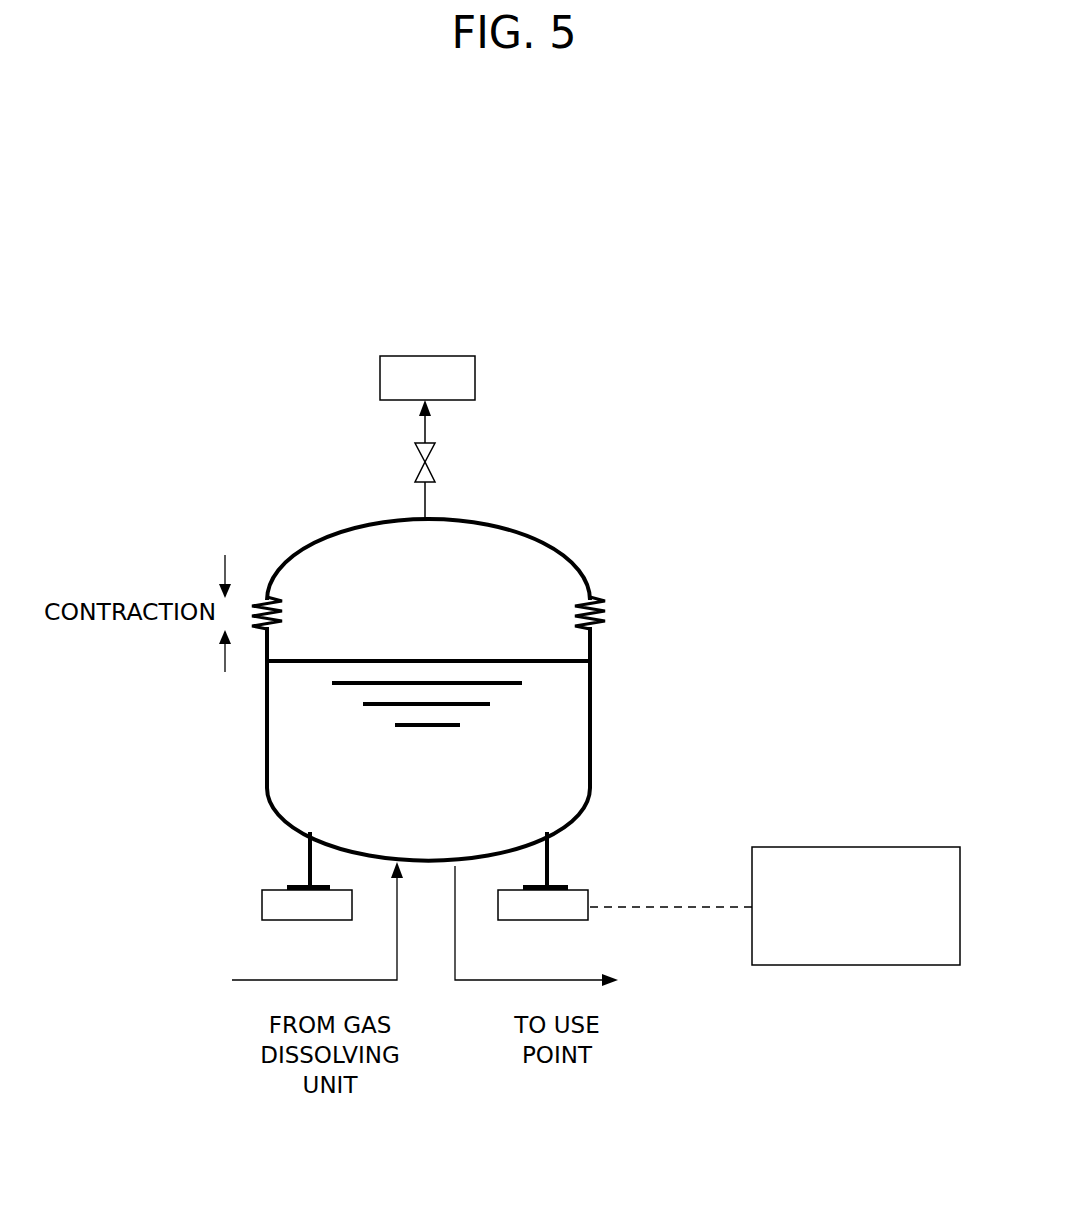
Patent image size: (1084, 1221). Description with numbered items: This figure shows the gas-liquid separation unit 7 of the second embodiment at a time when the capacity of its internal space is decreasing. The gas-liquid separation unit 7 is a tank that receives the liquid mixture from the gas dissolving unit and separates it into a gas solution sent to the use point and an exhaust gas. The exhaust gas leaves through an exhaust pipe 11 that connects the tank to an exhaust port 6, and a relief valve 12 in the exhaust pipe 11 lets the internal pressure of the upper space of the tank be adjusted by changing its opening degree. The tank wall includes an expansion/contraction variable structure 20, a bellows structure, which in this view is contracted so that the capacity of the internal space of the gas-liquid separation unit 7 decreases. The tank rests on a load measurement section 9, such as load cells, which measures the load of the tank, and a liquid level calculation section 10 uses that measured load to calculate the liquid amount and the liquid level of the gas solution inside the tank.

The exhaust port 6 is at (458, 357).
The gas-liquid separation unit 7 is at (566, 557).
The load measurement section 9 is at (262, 890).
The liquid level calculation section 10 is at (870, 847).
The exhaust pipe 11 is at (415, 493).
The relief valve 12 is at (433, 468).
The expansion/contraction variable structure 20 is at (600, 605).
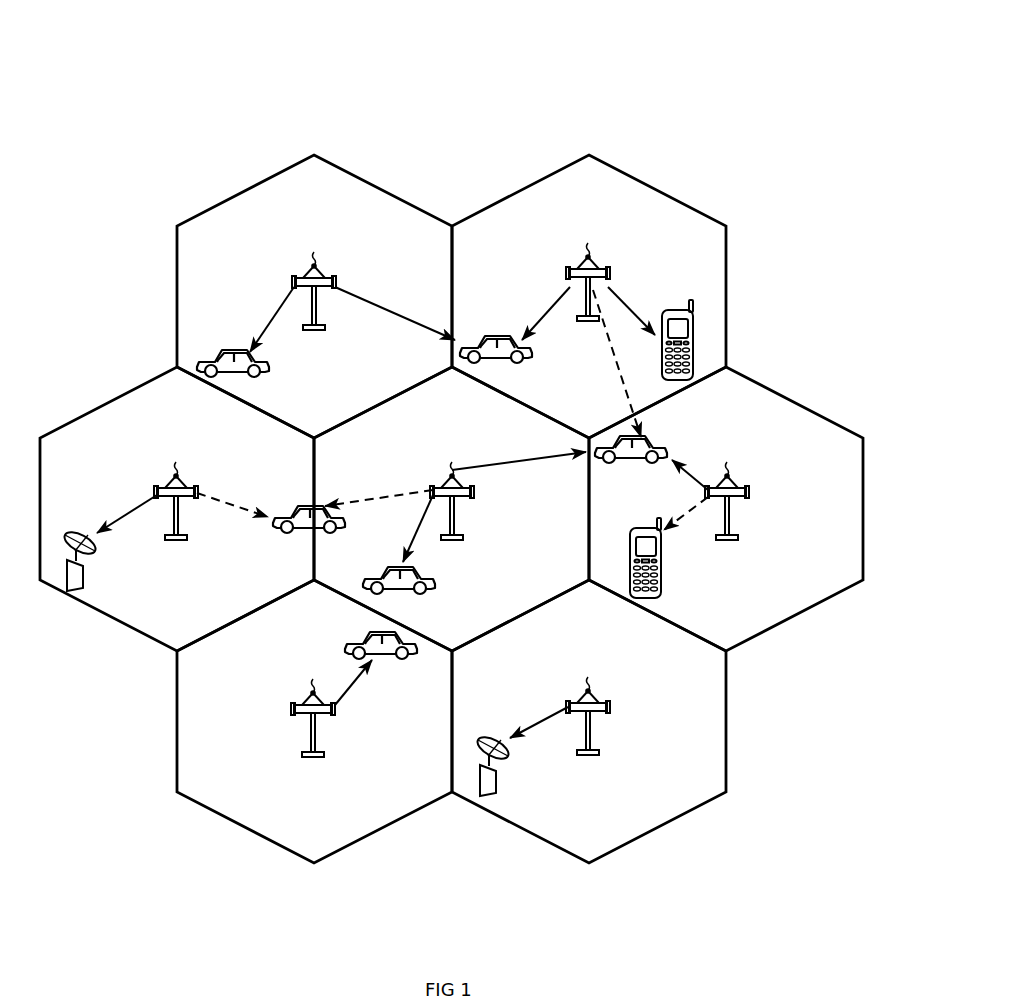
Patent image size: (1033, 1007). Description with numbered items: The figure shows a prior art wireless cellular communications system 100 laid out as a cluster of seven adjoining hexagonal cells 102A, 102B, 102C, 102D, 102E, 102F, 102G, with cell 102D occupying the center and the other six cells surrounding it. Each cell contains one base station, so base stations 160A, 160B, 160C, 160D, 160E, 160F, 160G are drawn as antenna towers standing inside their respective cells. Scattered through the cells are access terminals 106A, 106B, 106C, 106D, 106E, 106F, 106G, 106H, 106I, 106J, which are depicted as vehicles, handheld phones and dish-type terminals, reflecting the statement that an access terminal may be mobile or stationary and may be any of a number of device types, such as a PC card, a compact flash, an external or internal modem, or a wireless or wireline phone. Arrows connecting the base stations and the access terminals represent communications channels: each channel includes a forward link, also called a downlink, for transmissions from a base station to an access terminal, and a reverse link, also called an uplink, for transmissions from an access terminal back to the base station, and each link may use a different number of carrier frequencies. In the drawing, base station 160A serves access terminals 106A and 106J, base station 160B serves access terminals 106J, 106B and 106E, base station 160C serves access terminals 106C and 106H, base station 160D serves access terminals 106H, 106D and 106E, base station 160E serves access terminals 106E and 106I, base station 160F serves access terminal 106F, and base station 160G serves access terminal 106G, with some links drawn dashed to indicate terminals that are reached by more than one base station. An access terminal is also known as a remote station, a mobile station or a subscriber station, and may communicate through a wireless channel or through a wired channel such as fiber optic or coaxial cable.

The wireless cellular communications system 100 is at (727, 83).
The cell 102A is at (228, 199).
The cell 102B is at (678, 200).
The cell 102C is at (108, 403).
The cell 102D is at (473, 416).
The cell 102E is at (798, 404).
The cell 102F is at (208, 808).
The cell 102G is at (694, 809).
The base station 160A is at (314, 259).
The base station 160B is at (588, 256).
The base station 160C is at (176, 467).
The base station 160D is at (437, 488).
The base station 160E is at (727, 466).
The base station 160F is at (313, 684).
The base station 160G is at (588, 682).
The access terminal 106A is at (267, 368).
The access terminal 106B is at (676, 305).
The access terminal 106C is at (83, 578).
The access terminal 106D is at (436, 582).
The access terminal 106E is at (629, 459).
The access terminal 106F is at (414, 652).
The access terminal 106G is at (497, 785).
The access terminal 106H is at (277, 528).
The access terminal 106I is at (660, 577).
The access terminal 106J is at (496, 339).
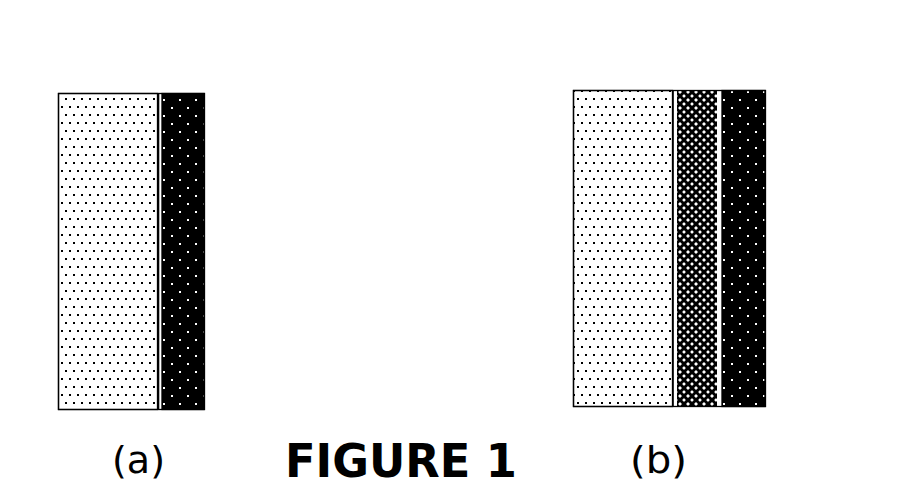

——————

* **HOW TO COMPLETE THIS TASK**: Go through the records above and write out every line exactly, passing over the pictures.

* **SOLVED EXERCISE**:
Patent image size: (1084, 1221). Description with numbered items: This figure shows the gas-liquid separation unit 7 of the second embodiment at a time when the capacity of its internal space is decreasing. The gas-liquid separation unit 7 is a tank that receives the liquid mixture from the gas dissolving unit and separates it into a gas solution sent to the use point and an exhaust gas. The exhaust gas leaves through an exhaust pipe 11 that connects the tank to an exhaust port 6, and a relief valve 12 in the exhaust pipe 11 lets the internal pressure of the upper space of the tank be adjusted by changing its opening degree. The tank wall includes an expansion/contraction variable structure 20, a bellows structure, which in this view is contracted so that the capacity of the internal space of the gas-liquid separation unit 7 decreases. The tank rests on a load measurement section 9, such as load cells, which measures the load of the tank, and a liquid level calculation section 10 uses that measured load to calculate the liquid amount and the liquid level of the gas solution inside the tank.

The exhaust port 6 is at (458, 357).
The gas-liquid separation unit 7 is at (566, 557).
The load measurement section 9 is at (262, 890).
The liquid level calculation section 10 is at (870, 847).
The exhaust pipe 11 is at (415, 493).
The relief valve 12 is at (433, 468).
The expansion/contraction variable structure 20 is at (600, 605).
Patent image size: (1033, 1007). Description with numbered items: The figure shows a prior art wireless cellular communications system 100 laid out as a cluster of seven adjoining hexagonal cells 102A, 102B, 102C, 102D, 102E, 102F, 102G, with cell 102D occupying the center and the other six cells surrounding it. Each cell contains one base station, so base stations 160A, 160B, 160C, 160D, 160E, 160F, 160G are drawn as antenna towers standing inside their respective cells. Scattered through the cells are access terminals 106A, 106B, 106C, 106D, 106E, 106F, 106G, 106H, 106I, 106J, which are depicted as vehicles, handheld phones and dish-type terminals, reflecting the statement that an access terminal may be mobile or stationary and may be any of a number of device types, such as a PC card, a compact flash, an external or internal modem, or a wireless or wireline phone. Arrows connecting the base stations and the access terminals represent communications channels: each channel includes a forward link, also called a downlink, for transmissions from a base station to an access terminal, and a reverse link, also called an uplink, for transmissions from an access terminal back to the base station, and each link may use a different number of carrier frequencies. In the drawing, base station 160A serves access terminals 106A and 106J, base station 160B serves access terminals 106J, 106B and 106E, base station 160C serves access terminals 106C and 106H, base station 160D serves access terminals 106H, 106D and 106E, base station 160E serves access terminals 106E and 106I, base station 160F serves access terminal 106F, and base station 160G serves access terminal 106G, with some links drawn dashed to indicate terminals that are reached by more than one base station. An access terminal is also known as a remote station, a mobile station or a subscriber station, and may communicate through a wireless channel or through a wired channel such as fiber optic or coaxial cable.

The wireless cellular communications system 100 is at (727, 83).
The cell 102A is at (228, 199).
The cell 102B is at (678, 200).
The cell 102C is at (108, 403).
The cell 102D is at (473, 416).
The cell 102E is at (798, 404).
The cell 102F is at (208, 808).
The cell 102G is at (694, 809).
The base station 160A is at (314, 259).
The base station 160B is at (588, 256).
The base station 160C is at (176, 467).
The base station 160D is at (437, 488).
The base station 160E is at (727, 466).
The base station 160F is at (313, 684).
The base station 160G is at (588, 682).
The access terminal 106A is at (267, 368).
The access terminal 106B is at (676, 305).
The access terminal 106C is at (83, 578).
The access terminal 106D is at (436, 582).
The access terminal 106E is at (629, 459).
The access terminal 106F is at (414, 652).
The access terminal 106G is at (497, 785).
The access terminal 106H is at (277, 528).
The access terminal 106I is at (660, 577).
The access terminal 106J is at (496, 339).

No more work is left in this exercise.